#### EXERCISE
Transcribe the listing that follows in full, omitting pictures.

#### DATASET EXTRACT
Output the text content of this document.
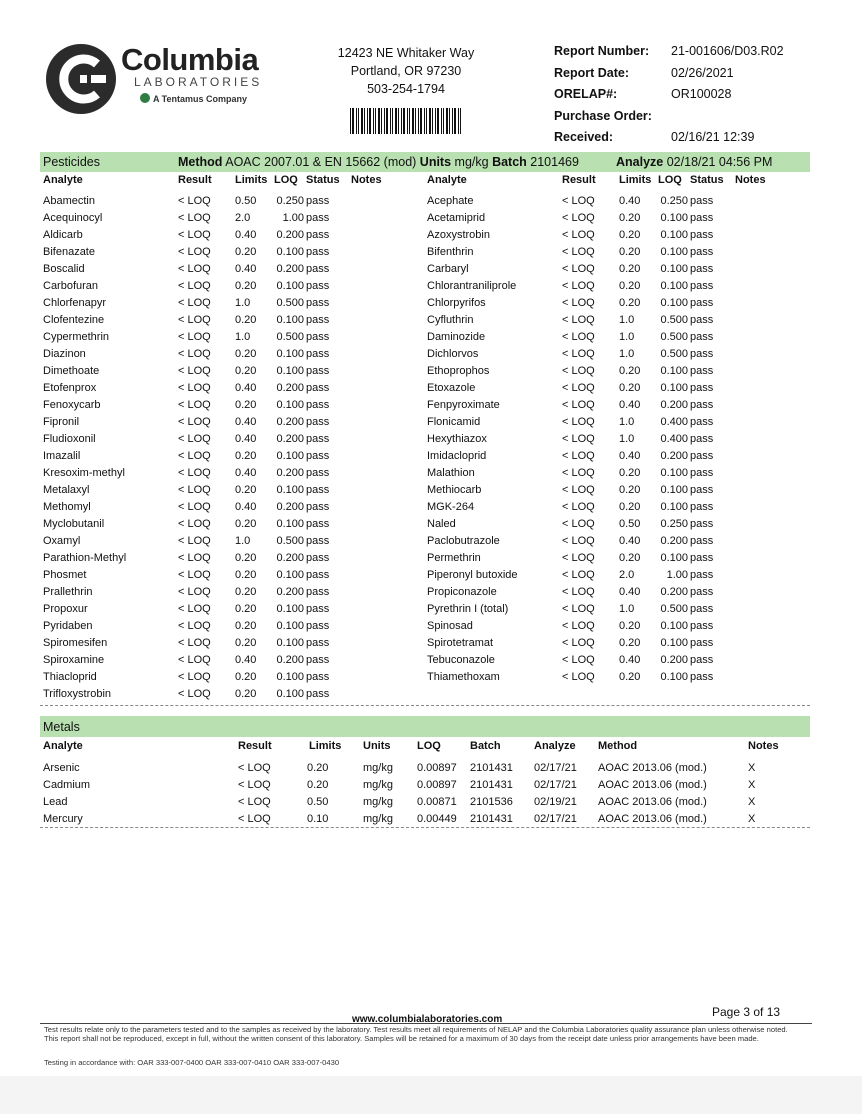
Columbia
LABORATORIES
A Tentamus Company
12423 NE Whitaker Way
Portland, OR 97230
503-254-1794
Report Number: 21-001606/D03.R02
Report Date:	02/26/2021
ORELAP#:	OR100028
Purchase Order:
Received:	02/16/21 12:39
Pesticides	Method AOAC 2007.01 & EN 15662 (mod) Units mg/kg Batch 2101469	Analyze 02/18/21 04:56 PM
Analyte	Result Limits LOQ Status Notes	Analyte	Result Limits LOQ Status Notes
Abamectin	< LOQ 0.50 0.250 pass
Acequinocyl	< LOQ 2.0	1.00 pass
Aldicarb	< LOQ 0.40 0.200 pass
Bifenazate	< LOQ 0.20 0.100 pass
Boscalid	< LOQ 0.40 0.200 pass
Carbofuran	< LOQ 0.20 0.100 pass
Chlorfenapyr	< LOQ 1.0 0.500 pass
Clofentezine	< LOQ 0.20 0.100 pass
Cypermethrin	< LOQ 1.0 0.500 pass
Diazinon	< LOQ 0.20 0.100 pass
Dimethoate	< LOQ 0.20 0.100 pass
Etofenprox	< LOQ 0.40 0.200 pass
Fenoxycarb	< LOQ 0.20 0.100 pass
Fipronil	< LOQ 0.40 0.200 pass
Fludioxonil	< LOQ 0.40 0.200 pass
Imazalil	< LOQ 0.20 0.100 pass
Kresoxim-methyl	< LOQ 0.40 0.200 pass
Metalaxyl	< LOQ 0.20 0.100 pass
Methomyl	< LOQ 0.40 0.200 pass
Myclobutanil	< LOQ 0.20 0.100 pass
Oxamyl	< LOQ 1.0 0.500 pass
Parathion-Methyl	< LOQ 0.20 0.200 pass
Phosmet	< LOQ 0.20 0.100 pass
Prallethrin	< LOQ 0.20 0.200 pass
Propoxur	< LOQ 0.20 0.100 pass
Pyridaben	< LOQ 0.20 0.100 pass
Spiromesifen	< LOQ 0.20 0.100 pass
Spiroxamine	< LOQ 0.40 0.200 pass
Thiacloprid	< LOQ 0.20 0.100 pass
Trifloxystrobin	< LOQ 0.20 0.100 pass
Acephate	< LOQ 0.40 0.250 pass
Acetamiprid	< LOQ 0.20 0.100 pass
Azoxystrobin	< LOQ 0.20 0.100 pass
Bifenthrin	< LOQ 0.20 0.100 pass
Carbaryl	< LOQ 0.20 0.100 pass
Chlorantraniliprole	< LOQ 0.20 0.100 pass
Chlorpyrifos	< LOQ 0.20 0.100 pass
Cyfluthrin	< LOQ 1.0 0.500 pass
Daminozide	< LOQ 1.0 0.500 pass
Dichlorvos	< LOQ 1.0 0.500 pass
Ethoprophos	< LOQ 0.20 0.100 pass
Etoxazole	< LOQ 0.20 0.100 pass
Fenpyroximate	< LOQ 0.40 0.200 pass
Flonicamid	< LOQ 1.0 0.400 pass
Hexythiazox	< LOQ 1.0 0.400 pass
Imidacloprid	< LOQ 0.40 0.200 pass
Malathion	< LOQ 0.20 0.100 pass
Methiocarb	< LOQ 0.20 0.100 pass
MGK-264	< LOQ 0.20 0.100 pass
Naled	< LOQ 0.50 0.250 pass
Paclobutrazole	< LOQ 0.40 0.200 pass
Permethrin	< LOQ 0.20 0.100 pass
Piperonyl butoxide	< LOQ 2.0	1.00 pass
Propiconazole	< LOQ 0.40 0.200 pass
Pyrethrin I (total)	< LOQ 1.0 0.500 pass
Spinosad	< LOQ 0.20 0.100 pass
Spirotetramat	< LOQ 0.20 0.100 pass
Tebuconazole	< LOQ 0.40 0.200 pass
Thiamethoxam	< LOQ 0.20 0.100 pass
Metals
Analyte	Result	Limits Units LOQ	Batch	Analyze Method	Notes
Arsenic	< LOQ	0.20	mg/kg 0.00897 2101431 02/17/21 AOAC 2013.06 (mod.)	X
Cadmium	< LOQ	0.20	mg/kg 0.00897 2101431 02/17/21 AOAC 2013.06 (mod.)	X
Lead	< LOQ	0.50	mg/kg 0.00871 2101536 02/19/21 AOAC 2013.06 (mod.)	X
Mercury	< LOQ	0.10	mg/kg 0.00449 2101431 02/17/21 AOAC 2013.06 (mod.)	X
Page 3 of 13
www.columbialaboratories.com
Test results relate only to the parameters tested and to the samples as received by the laboratory. Test results meet all requirements of NELAP and the Columbia Laboratories quality assurance plan unless otherwise noted. This report shall not be reproduced, except in full, without the written consent of this laboratory. Samples will be retained for a maximum of 30 days from the receipt date unless prior arrangements have been made.
Testing in accordance with: OAR 333-007-0400 OAR 333-007-0410 OAR 333-007-0430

#### COMPLETE OUTPUT
Output the text content of this document.
Columbia
LABORATORIES
A Tentamus Company
12423 NE Whitaker Way
Portland, OR 97230
503-254-1794
Report Number: 21-001606/D03.R02
Report Date:	02/26/2021
ORELAP#:	OR100028
Purchase Order:
Received:	02/16/21 12:39
Pesticides	Method AOAC 2007.01 & EN 15662 (mod) Units mg/kg Batch 2101469	Analyze 02/18/21 04:56 PM
Analyte	Result Limits LOQ Status Notes	Analyte	Result Limits LOQ Status Notes
Abamectin	< LOQ 0.50 0.250 pass
Acequinocyl	< LOQ 2.0	1.00 pass
Aldicarb	< LOQ 0.40 0.200 pass
Bifenazate	< LOQ 0.20 0.100 pass
Boscalid	< LOQ 0.40 0.200 pass
Carbofuran	< LOQ 0.20 0.100 pass
Chlorfenapyr	< LOQ 1.0 0.500 pass
Clofentezine	< LOQ 0.20 0.100 pass
Cypermethrin	< LOQ 1.0 0.500 pass
Diazinon	< LOQ 0.20 0.100 pass
Dimethoate	< LOQ 0.20 0.100 pass
Etofenprox	< LOQ 0.40 0.200 pass
Fenoxycarb	< LOQ 0.20 0.100 pass
Fipronil	< LOQ 0.40 0.200 pass
Fludioxonil	< LOQ 0.40 0.200 pass
Imazalil	< LOQ 0.20 0.100 pass
Kresoxim-methyl	< LOQ 0.40 0.200 pass
Metalaxyl	< LOQ 0.20 0.100 pass
Methomyl	< LOQ 0.40 0.200 pass
Myclobutanil	< LOQ 0.20 0.100 pass
Oxamyl	< LOQ 1.0 0.500 pass
Parathion-Methyl	< LOQ 0.20 0.200 pass
Phosmet	< LOQ 0.20 0.100 pass
Prallethrin	< LOQ 0.20 0.200 pass
Propoxur	< LOQ 0.20 0.100 pass
Pyridaben	< LOQ 0.20 0.100 pass
Spiromesifen	< LOQ 0.20 0.100 pass
Spiroxamine	< LOQ 0.40 0.200 pass
Thiacloprid	< LOQ 0.20 0.100 pass
Trifloxystrobin	< LOQ 0.20 0.100 pass
Acephate	< LOQ 0.40 0.250 pass
Acetamiprid	< LOQ 0.20 0.100 pass
Azoxystrobin	< LOQ 0.20 0.100 pass
Bifenthrin	< LOQ 0.20 0.100 pass
Carbaryl	< LOQ 0.20 0.100 pass
Chlorantraniliprole	< LOQ 0.20 0.100 pass
Chlorpyrifos	< LOQ 0.20 0.100 pass
Cyfluthrin	< LOQ 1.0 0.500 pass
Daminozide	< LOQ 1.0 0.500 pass
Dichlorvos	< LOQ 1.0 0.500 pass
Ethoprophos	< LOQ 0.20 0.100 pass
Etoxazole	< LOQ 0.20 0.100 pass
Fenpyroximate	< LOQ 0.40 0.200 pass
Flonicamid	< LOQ 1.0 0.400 pass
Hexythiazox	< LOQ 1.0 0.400 pass
Imidacloprid	< LOQ 0.40 0.200 pass
Malathion	< LOQ 0.20 0.100 pass
Methiocarb	< LOQ 0.20 0.100 pass
MGK-264	< LOQ 0.20 0.100 pass
Naled	< LOQ 0.50 0.250 pass
Paclobutrazole	< LOQ 0.40 0.200 pass
Permethrin	< LOQ 0.20 0.100 pass
Piperonyl butoxide	< LOQ 2.0	1.00 pass
Propiconazole	< LOQ 0.40 0.200 pass
Pyrethrin I (total)	< LOQ 1.0 0.500 pass
Spinosad	< LOQ 0.20 0.100 pass
Spirotetramat	< LOQ 0.20 0.100 pass
Tebuconazole	< LOQ 0.40 0.200 pass
Thiamethoxam	< LOQ 0.20 0.100 pass
Metals
Analyte	Result	Limits Units LOQ	Batch	Analyze Method	Notes
Arsenic	< LOQ	0.20	mg/kg 0.00897 2101431 02/17/21 AOAC 2013.06 (mod.)	X
Cadmium	< LOQ	0.20	mg/kg 0.00897 2101431 02/17/21 AOAC 2013.06 (mod.)	X
Lead	< LOQ	0.50	mg/kg 0.00871 2101536 02/19/21 AOAC 2013.06 (mod.)	X
Mercury	< LOQ	0.10	mg/kg 0.00449 2101431 02/17/21 AOAC 2013.06 (mod.)	X
Page 3 of 13
www.columbialaboratories.com
Test results relate only to the parameters tested and to the samples as received by the laboratory. Test results meet all requirements of NELAP and the Columbia Laboratories quality assurance plan unless otherwise noted. This report shall not be reproduced, except in full, without the written consent of this laboratory. Samples will be retained for a maximum of 30 days from the receipt date unless prior arrangements have been made.
Testing in accordance with: OAR 333-007-0400 OAR 333-007-0410 OAR 333-007-0430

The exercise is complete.